AIM OF THE EXERCISE: Reproduce every one of the following records line for line, altering nothing.
--------
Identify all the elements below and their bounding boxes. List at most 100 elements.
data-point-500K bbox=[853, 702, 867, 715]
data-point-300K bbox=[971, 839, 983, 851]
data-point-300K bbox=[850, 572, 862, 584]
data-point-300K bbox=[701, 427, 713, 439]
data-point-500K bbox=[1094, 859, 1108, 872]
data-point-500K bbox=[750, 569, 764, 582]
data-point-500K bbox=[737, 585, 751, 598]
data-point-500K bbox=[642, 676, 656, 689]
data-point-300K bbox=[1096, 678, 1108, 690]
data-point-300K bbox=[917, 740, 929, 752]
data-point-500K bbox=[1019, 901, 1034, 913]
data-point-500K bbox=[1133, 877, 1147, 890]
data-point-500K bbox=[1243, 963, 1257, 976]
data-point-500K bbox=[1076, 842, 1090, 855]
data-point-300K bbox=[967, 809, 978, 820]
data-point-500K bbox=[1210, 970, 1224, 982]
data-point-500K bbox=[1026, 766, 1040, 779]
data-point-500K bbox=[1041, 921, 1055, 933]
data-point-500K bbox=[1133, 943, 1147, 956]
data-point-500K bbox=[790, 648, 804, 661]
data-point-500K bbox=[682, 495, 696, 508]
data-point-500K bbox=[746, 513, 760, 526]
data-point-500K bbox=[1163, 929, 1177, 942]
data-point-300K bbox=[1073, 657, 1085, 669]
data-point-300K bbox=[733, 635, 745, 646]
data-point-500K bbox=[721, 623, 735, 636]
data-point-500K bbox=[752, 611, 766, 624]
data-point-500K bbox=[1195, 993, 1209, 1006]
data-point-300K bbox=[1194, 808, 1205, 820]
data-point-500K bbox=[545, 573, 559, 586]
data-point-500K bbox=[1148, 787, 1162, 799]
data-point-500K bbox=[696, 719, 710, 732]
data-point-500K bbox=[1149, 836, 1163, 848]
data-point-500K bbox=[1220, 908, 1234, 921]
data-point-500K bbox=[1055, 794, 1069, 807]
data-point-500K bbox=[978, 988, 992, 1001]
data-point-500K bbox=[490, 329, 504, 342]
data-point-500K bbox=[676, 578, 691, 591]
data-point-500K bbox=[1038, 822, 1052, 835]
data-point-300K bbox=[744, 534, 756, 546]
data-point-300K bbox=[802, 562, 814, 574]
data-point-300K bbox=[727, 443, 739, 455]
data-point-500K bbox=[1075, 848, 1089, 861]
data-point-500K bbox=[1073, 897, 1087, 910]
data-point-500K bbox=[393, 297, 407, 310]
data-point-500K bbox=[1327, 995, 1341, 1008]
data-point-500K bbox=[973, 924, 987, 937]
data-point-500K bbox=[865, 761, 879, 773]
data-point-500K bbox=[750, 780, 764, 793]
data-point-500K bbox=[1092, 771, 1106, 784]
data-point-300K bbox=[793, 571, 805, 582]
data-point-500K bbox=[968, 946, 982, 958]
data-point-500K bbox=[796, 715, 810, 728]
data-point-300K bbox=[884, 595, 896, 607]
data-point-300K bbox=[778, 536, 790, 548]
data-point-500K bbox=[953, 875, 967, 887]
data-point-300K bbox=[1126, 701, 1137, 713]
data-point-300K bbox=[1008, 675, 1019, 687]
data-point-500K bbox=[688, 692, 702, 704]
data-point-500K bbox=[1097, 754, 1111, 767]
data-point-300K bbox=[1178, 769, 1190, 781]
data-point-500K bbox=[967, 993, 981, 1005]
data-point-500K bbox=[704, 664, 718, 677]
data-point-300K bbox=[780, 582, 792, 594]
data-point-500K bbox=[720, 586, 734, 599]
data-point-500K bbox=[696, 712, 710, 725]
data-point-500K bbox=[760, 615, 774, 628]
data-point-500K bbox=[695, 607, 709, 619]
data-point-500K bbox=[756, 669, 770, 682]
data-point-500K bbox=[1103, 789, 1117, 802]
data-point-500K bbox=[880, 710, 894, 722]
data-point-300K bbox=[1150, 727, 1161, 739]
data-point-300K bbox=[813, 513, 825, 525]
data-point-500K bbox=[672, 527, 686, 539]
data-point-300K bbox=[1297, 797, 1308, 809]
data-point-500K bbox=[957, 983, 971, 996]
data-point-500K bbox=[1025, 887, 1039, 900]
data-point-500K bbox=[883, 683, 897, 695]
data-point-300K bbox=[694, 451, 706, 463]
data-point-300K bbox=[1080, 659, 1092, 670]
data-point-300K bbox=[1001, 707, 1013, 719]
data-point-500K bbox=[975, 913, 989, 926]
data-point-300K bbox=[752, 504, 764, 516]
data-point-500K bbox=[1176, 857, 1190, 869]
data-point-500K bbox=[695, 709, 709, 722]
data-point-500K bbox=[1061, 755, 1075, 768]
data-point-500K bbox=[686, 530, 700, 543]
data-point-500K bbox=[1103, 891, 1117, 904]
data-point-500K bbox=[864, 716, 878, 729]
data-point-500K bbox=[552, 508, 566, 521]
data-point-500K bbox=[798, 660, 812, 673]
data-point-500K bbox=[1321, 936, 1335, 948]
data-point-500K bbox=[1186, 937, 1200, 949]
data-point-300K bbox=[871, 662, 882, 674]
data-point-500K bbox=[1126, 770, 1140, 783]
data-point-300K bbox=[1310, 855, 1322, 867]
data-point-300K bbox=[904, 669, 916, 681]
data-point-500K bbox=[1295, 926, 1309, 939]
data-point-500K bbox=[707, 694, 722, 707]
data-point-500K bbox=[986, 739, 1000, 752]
--------
ANSWER TO THIS EXERCISE:
Identify all the elements below and their bounding boxes. List at most 100 elements.
data-point-500K bbox=[853, 702, 867, 715]
data-point-300K bbox=[971, 839, 983, 851]
data-point-300K bbox=[850, 572, 862, 584]
data-point-300K bbox=[701, 427, 713, 439]
data-point-500K bbox=[1094, 859, 1108, 872]
data-point-500K bbox=[750, 569, 764, 582]
data-point-500K bbox=[737, 585, 751, 598]
data-point-500K bbox=[642, 676, 656, 689]
data-point-300K bbox=[1096, 678, 1108, 690]
data-point-300K bbox=[917, 740, 929, 752]
data-point-500K bbox=[1019, 901, 1034, 913]
data-point-500K bbox=[1133, 877, 1147, 890]
data-point-500K bbox=[1243, 963, 1257, 976]
data-point-500K bbox=[1076, 842, 1090, 855]
data-point-300K bbox=[967, 809, 978, 820]
data-point-500K bbox=[1210, 970, 1224, 982]
data-point-500K bbox=[1026, 766, 1040, 779]
data-point-500K bbox=[1041, 921, 1055, 933]
data-point-500K bbox=[1133, 943, 1147, 956]
data-point-500K bbox=[790, 648, 804, 661]
data-point-500K bbox=[682, 495, 696, 508]
data-point-500K bbox=[746, 513, 760, 526]
data-point-500K bbox=[1163, 929, 1177, 942]
data-point-300K bbox=[1073, 657, 1085, 669]
data-point-300K bbox=[733, 635, 745, 646]
data-point-500K bbox=[721, 623, 735, 636]
data-point-500K bbox=[752, 611, 766, 624]
data-point-500K bbox=[1195, 993, 1209, 1006]
data-point-300K bbox=[1194, 808, 1205, 820]
data-point-500K bbox=[545, 573, 559, 586]
data-point-500K bbox=[1148, 787, 1162, 799]
data-point-500K bbox=[696, 719, 710, 732]
data-point-500K bbox=[1149, 836, 1163, 848]
data-point-500K bbox=[1220, 908, 1234, 921]
data-point-500K bbox=[1055, 794, 1069, 807]
data-point-500K bbox=[978, 988, 992, 1001]
data-point-500K bbox=[490, 329, 504, 342]
data-point-500K bbox=[676, 578, 691, 591]
data-point-500K bbox=[1038, 822, 1052, 835]
data-point-300K bbox=[744, 534, 756, 546]
data-point-300K bbox=[802, 562, 814, 574]
data-point-300K bbox=[727, 443, 739, 455]
data-point-500K bbox=[1075, 848, 1089, 861]
data-point-500K bbox=[1073, 897, 1087, 910]
data-point-500K bbox=[393, 297, 407, 310]
data-point-500K bbox=[1327, 995, 1341, 1008]
data-point-500K bbox=[973, 924, 987, 937]
data-point-500K bbox=[865, 761, 879, 773]
data-point-500K bbox=[750, 780, 764, 793]
data-point-500K bbox=[1092, 771, 1106, 784]
data-point-300K bbox=[793, 571, 805, 582]
data-point-500K bbox=[968, 946, 982, 958]
data-point-500K bbox=[796, 715, 810, 728]
data-point-300K bbox=[884, 595, 896, 607]
data-point-300K bbox=[778, 536, 790, 548]
data-point-500K bbox=[953, 875, 967, 887]
data-point-300K bbox=[1126, 701, 1137, 713]
data-point-300K bbox=[1008, 675, 1019, 687]
data-point-500K bbox=[688, 692, 702, 704]
data-point-500K bbox=[1097, 754, 1111, 767]
data-point-300K bbox=[1178, 769, 1190, 781]
data-point-500K bbox=[967, 993, 981, 1005]
data-point-500K bbox=[704, 664, 718, 677]
data-point-300K bbox=[780, 582, 792, 594]
data-point-500K bbox=[720, 586, 734, 599]
data-point-500K bbox=[696, 712, 710, 725]
data-point-500K bbox=[760, 615, 774, 628]
data-point-500K bbox=[695, 607, 709, 619]
data-point-500K bbox=[756, 669, 770, 682]
data-point-500K bbox=[1103, 789, 1117, 802]
data-point-500K bbox=[880, 710, 894, 722]
data-point-300K bbox=[1150, 727, 1161, 739]
data-point-300K bbox=[813, 513, 825, 525]
data-point-500K bbox=[672, 527, 686, 539]
data-point-300K bbox=[1297, 797, 1308, 809]
data-point-500K bbox=[957, 983, 971, 996]
data-point-500K bbox=[1025, 887, 1039, 900]
data-point-500K bbox=[883, 683, 897, 695]
data-point-300K bbox=[694, 451, 706, 463]
data-point-300K bbox=[1080, 659, 1092, 670]
data-point-300K bbox=[1001, 707, 1013, 719]
data-point-500K bbox=[975, 913, 989, 926]
data-point-300K bbox=[752, 504, 764, 516]
data-point-500K bbox=[1176, 857, 1190, 869]
data-point-500K bbox=[695, 709, 709, 722]
data-point-500K bbox=[1061, 755, 1075, 768]
data-point-500K bbox=[686, 530, 700, 543]
data-point-500K bbox=[1103, 891, 1117, 904]
data-point-500K bbox=[864, 716, 878, 729]
data-point-500K bbox=[552, 508, 566, 521]
data-point-500K bbox=[798, 660, 812, 673]
data-point-500K bbox=[1321, 936, 1335, 948]
data-point-500K bbox=[1186, 937, 1200, 949]
data-point-300K bbox=[871, 662, 882, 674]
data-point-500K bbox=[1126, 770, 1140, 783]
data-point-300K bbox=[1310, 855, 1322, 867]
data-point-300K bbox=[904, 669, 916, 681]
data-point-500K bbox=[1295, 926, 1309, 939]
data-point-500K bbox=[707, 694, 722, 707]
data-point-500K bbox=[986, 739, 1000, 752]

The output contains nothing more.